THE EXERCISE: Return the material word for word. Do not include pictures.
* START LISTING *
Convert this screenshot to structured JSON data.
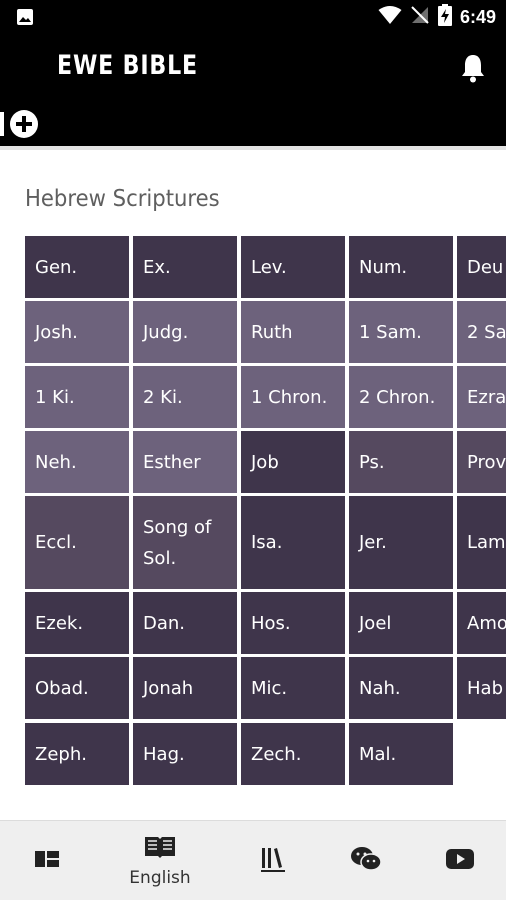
{
  "status_bar": {
    "time": "6:49",
    "icons": [
      "image-icon",
      "wifi-icon",
      "no-signal-icon",
      "battery-charging-icon"
    ]
  },
  "app": {
    "title": "EWE BIBLE",
    "icons": [
      "bell-icon",
      "add-icon"
    ]
  },
  "section": {
    "title": "Hebrew Scriptures"
  },
  "books": [
    {
      "label": "Gen.",
      "color": "#3f354b"
    },
    {
      "label": "Ex.",
      "color": "#3f354b"
    },
    {
      "label": "Lev.",
      "color": "#3f354b"
    },
    {
      "label": "Num.",
      "color": "#3f354b"
    },
    {
      "label": "Deu",
      "color": "#3f354b"
    },
    {
      "label": "Josh.",
      "color": "#6d627c"
    },
    {
      "label": "Judg.",
      "color": "#6d627c"
    },
    {
      "label": "Ruth",
      "color": "#6d627c"
    },
    {
      "label": "1 Sam.",
      "color": "#6d627c"
    },
    {
      "label": "2 Sa",
      "color": "#6d627c"
    },
    {
      "label": "1 Ki.",
      "color": "#6d627c"
    },
    {
      "label": "2 Ki.",
      "color": "#6d627c"
    },
    {
      "label": "1 Chron.",
      "color": "#6d627c"
    },
    {
      "label": "2 Chron.",
      "color": "#6d627c"
    },
    {
      "label": "Ezra",
      "color": "#6d627c"
    },
    {
      "label": "Neh.",
      "color": "#6d627c"
    },
    {
      "label": "Esther",
      "color": "#6d627c"
    },
    {
      "label": "Job",
      "color": "#3f354b"
    },
    {
      "label": "Ps.",
      "color": "#55495f"
    },
    {
      "label": "Prov",
      "color": "#55495f"
    },
    {
      "label": "Eccl.",
      "color": "#55495f"
    },
    {
      "label": "Song of Sol.",
      "color": "#55495f"
    },
    {
      "label": "Isa.",
      "color": "#3f354b"
    },
    {
      "label": "Jer.",
      "color": "#3f354b"
    },
    {
      "label": "Lam",
      "color": "#3f354b"
    },
    {
      "label": "Ezek.",
      "color": "#3f354b"
    },
    {
      "label": "Dan.",
      "color": "#3f354b"
    },
    {
      "label": "Hos.",
      "color": "#3f354b"
    },
    {
      "label": "Joel",
      "color": "#3f354b"
    },
    {
      "label": "Amo",
      "color": "#3f354b"
    },
    {
      "label": "Obad.",
      "color": "#3f354b"
    },
    {
      "label": "Jonah",
      "color": "#3f354b"
    },
    {
      "label": "Mic.",
      "color": "#3f354b"
    },
    {
      "label": "Nah.",
      "color": "#3f354b"
    },
    {
      "label": "Hab",
      "color": "#3f354b"
    },
    {
      "label": "Zeph.",
      "color": "#3f354b"
    },
    {
      "label": "Hag.",
      "color": "#3f354b"
    },
    {
      "label": "Zech.",
      "color": "#3f354b"
    },
    {
      "label": "Mal.",
      "color": "#3f354b"
    }
  ],
  "bottom_nav": {
    "items": [
      {
        "icon": "dashboard-icon",
        "label": ""
      },
      {
        "icon": "book-icon",
        "label": "English"
      },
      {
        "icon": "library-icon",
        "label": ""
      },
      {
        "icon": "wechat-icon",
        "label": ""
      },
      {
        "icon": "youtube-icon",
        "label": ""
      }
    ]
  }
}
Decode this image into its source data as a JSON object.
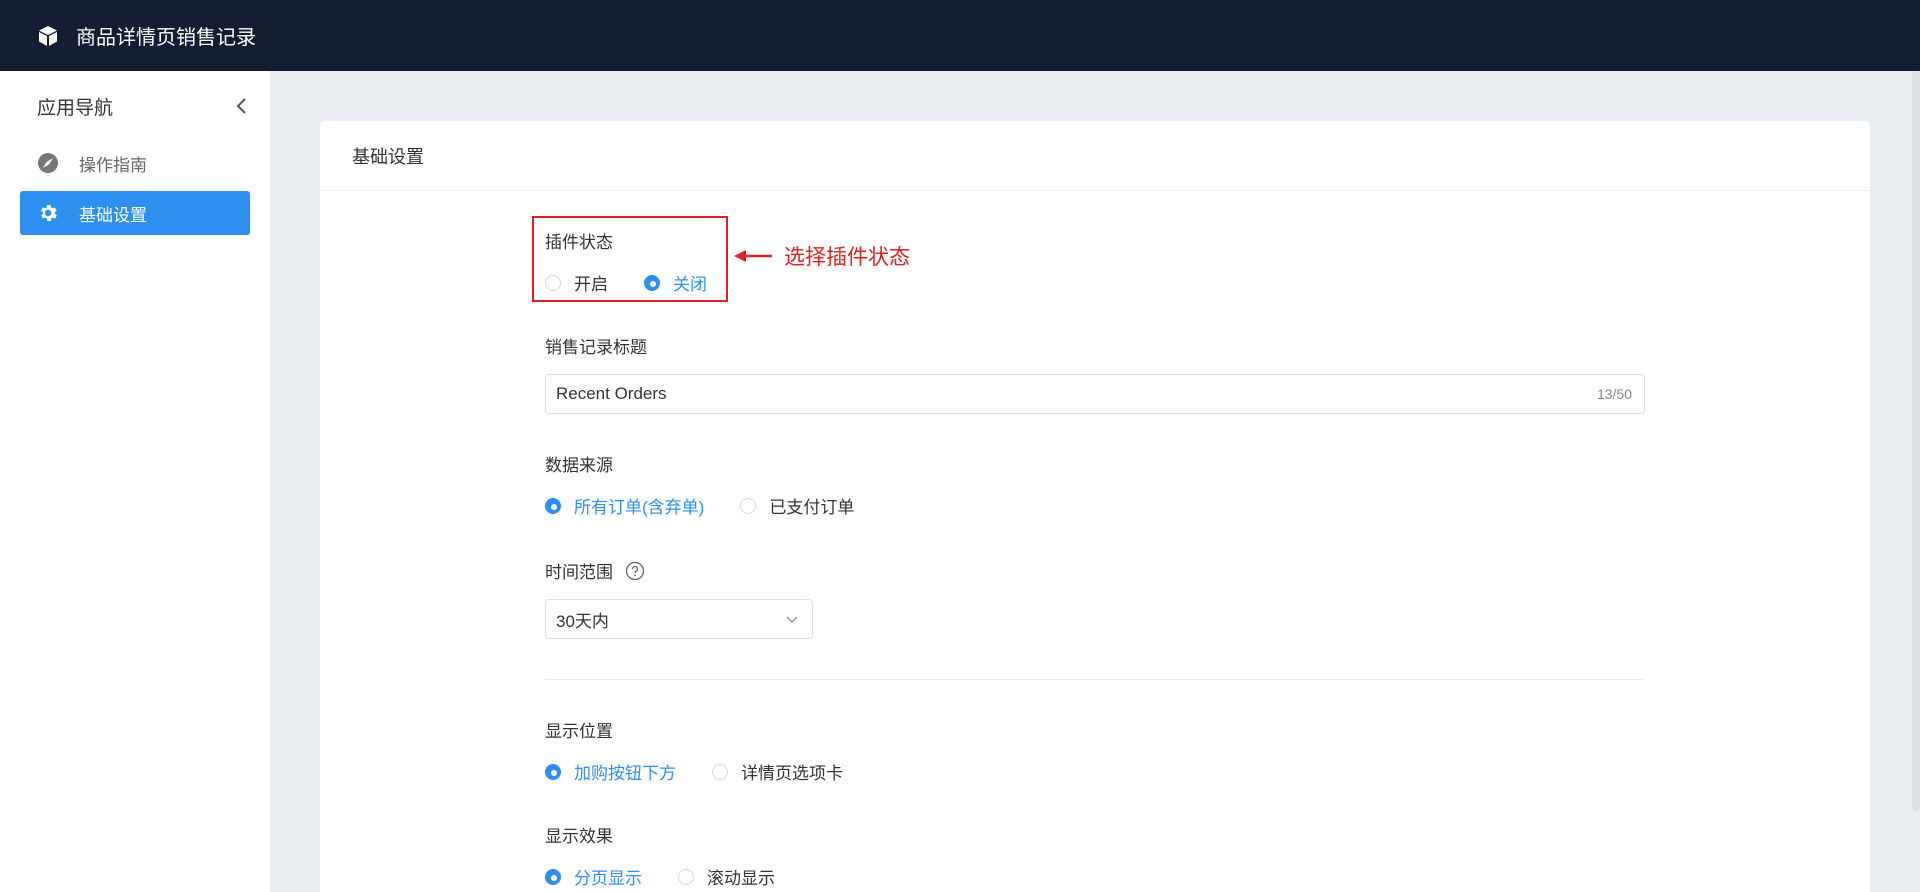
{
  "header": {
    "title": "商品详情页销售记录",
    "logo_icon": "box-icon"
  },
  "sidebar": {
    "title": "应用导航",
    "items": [
      {
        "label": "操作指南",
        "icon": "compass-icon",
        "active": false
      },
      {
        "label": "基础设置",
        "icon": "gear-icon",
        "active": true
      }
    ]
  },
  "card": {
    "title": "基础设置",
    "plugin_status": {
      "label": "插件状态",
      "options": [
        "开启",
        "关闭"
      ],
      "selected": "关闭"
    },
    "annotation": {
      "text": "选择插件状态"
    },
    "sales_title": {
      "label": "销售记录标题",
      "value": "Recent Orders",
      "count": "13/50"
    },
    "data_source": {
      "label": "数据来源",
      "options": [
        "所有订单(含弃单)",
        "已支付订单"
      ],
      "selected": "所有订单(含弃单)"
    },
    "time_range": {
      "label": "时间范围",
      "value": "30天内"
    },
    "display_position": {
      "label": "显示位置",
      "options": [
        "加购按钮下方",
        "详情页选项卡"
      ],
      "selected": "加购按钮下方"
    },
    "display_effect": {
      "label": "显示效果",
      "options": [
        "分页显示",
        "滚动显示"
      ],
      "selected": "分页显示"
    }
  },
  "colors": {
    "header_bg": "#141d33",
    "accent": "#2d8ff0",
    "annotation": "#e02020",
    "page_bg": "#e9edf2"
  }
}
* END LISTING *
SOLUTION BELOW:
Convert this screenshot to structured JSON data.
{
  "status_bar": {
    "time": "6:49",
    "icons": [
      "image-icon",
      "wifi-icon",
      "no-signal-icon",
      "battery-charging-icon"
    ]
  },
  "app": {
    "title": "EWE BIBLE",
    "icons": [
      "bell-icon",
      "add-icon"
    ]
  },
  "section": {
    "title": "Hebrew Scriptures"
  },
  "books": [
    {
      "label": "Gen.",
      "color": "#3f354b"
    },
    {
      "label": "Ex.",
      "color": "#3f354b"
    },
    {
      "label": "Lev.",
      "color": "#3f354b"
    },
    {
      "label": "Num.",
      "color": "#3f354b"
    },
    {
      "label": "Deu",
      "color": "#3f354b"
    },
    {
      "label": "Josh.",
      "color": "#6d627c"
    },
    {
      "label": "Judg.",
      "color": "#6d627c"
    },
    {
      "label": "Ruth",
      "color": "#6d627c"
    },
    {
      "label": "1 Sam.",
      "color": "#6d627c"
    },
    {
      "label": "2 Sa",
      "color": "#6d627c"
    },
    {
      "label": "1 Ki.",
      "color": "#6d627c"
    },
    {
      "label": "2 Ki.",
      "color": "#6d627c"
    },
    {
      "label": "1 Chron.",
      "color": "#6d627c"
    },
    {
      "label": "2 Chron.",
      "color": "#6d627c"
    },
    {
      "label": "Ezra",
      "color": "#6d627c"
    },
    {
      "label": "Neh.",
      "color": "#6d627c"
    },
    {
      "label": "Esther",
      "color": "#6d627c"
    },
    {
      "label": "Job",
      "color": "#3f354b"
    },
    {
      "label": "Ps.",
      "color": "#55495f"
    },
    {
      "label": "Prov",
      "color": "#55495f"
    },
    {
      "label": "Eccl.",
      "color": "#55495f"
    },
    {
      "label": "Song of Sol.",
      "color": "#55495f"
    },
    {
      "label": "Isa.",
      "color": "#3f354b"
    },
    {
      "label": "Jer.",
      "color": "#3f354b"
    },
    {
      "label": "Lam",
      "color": "#3f354b"
    },
    {
      "label": "Ezek.",
      "color": "#3f354b"
    },
    {
      "label": "Dan.",
      "color": "#3f354b"
    },
    {
      "label": "Hos.",
      "color": "#3f354b"
    },
    {
      "label": "Joel",
      "color": "#3f354b"
    },
    {
      "label": "Amo",
      "color": "#3f354b"
    },
    {
      "label": "Obad.",
      "color": "#3f354b"
    },
    {
      "label": "Jonah",
      "color": "#3f354b"
    },
    {
      "label": "Mic.",
      "color": "#3f354b"
    },
    {
      "label": "Nah.",
      "color": "#3f354b"
    },
    {
      "label": "Hab",
      "color": "#3f354b"
    },
    {
      "label": "Zeph.",
      "color": "#3f354b"
    },
    {
      "label": "Hag.",
      "color": "#3f354b"
    },
    {
      "label": "Zech.",
      "color": "#3f354b"
    },
    {
      "label": "Mal.",
      "color": "#3f354b"
    }
  ],
  "bottom_nav": {
    "items": [
      {
        "icon": "dashboard-icon",
        "label": ""
      },
      {
        "icon": "book-icon",
        "label": "English"
      },
      {
        "icon": "library-icon",
        "label": ""
      },
      {
        "icon": "wechat-icon",
        "label": ""
      },
      {
        "icon": "youtube-icon",
        "label": ""
      }
    ]
  }
}
Decode this image into its source data as a JSON object.
{
  "header": {
    "title": "商品详情页销售记录",
    "logo_icon": "box-icon"
  },
  "sidebar": {
    "title": "应用导航",
    "items": [
      {
        "label": "操作指南",
        "icon": "compass-icon",
        "active": false
      },
      {
        "label": "基础设置",
        "icon": "gear-icon",
        "active": true
      }
    ]
  },
  "card": {
    "title": "基础设置",
    "plugin_status": {
      "label": "插件状态",
      "options": [
        "开启",
        "关闭"
      ],
      "selected": "关闭"
    },
    "annotation": {
      "text": "选择插件状态"
    },
    "sales_title": {
      "label": "销售记录标题",
      "value": "Recent Orders",
      "count": "13/50"
    },
    "data_source": {
      "label": "数据来源",
      "options": [
        "所有订单(含弃单)",
        "已支付订单"
      ],
      "selected": "所有订单(含弃单)"
    },
    "time_range": {
      "label": "时间范围",
      "value": "30天内"
    },
    "display_position": {
      "label": "显示位置",
      "options": [
        "加购按钮下方",
        "详情页选项卡"
      ],
      "selected": "加购按钮下方"
    },
    "display_effect": {
      "label": "显示效果",
      "options": [
        "分页显示",
        "滚动显示"
      ],
      "selected": "分页显示"
    }
  },
  "colors": {
    "header_bg": "#141d33",
    "accent": "#2d8ff0",
    "annotation": "#e02020",
    "page_bg": "#e9edf2"
  }
}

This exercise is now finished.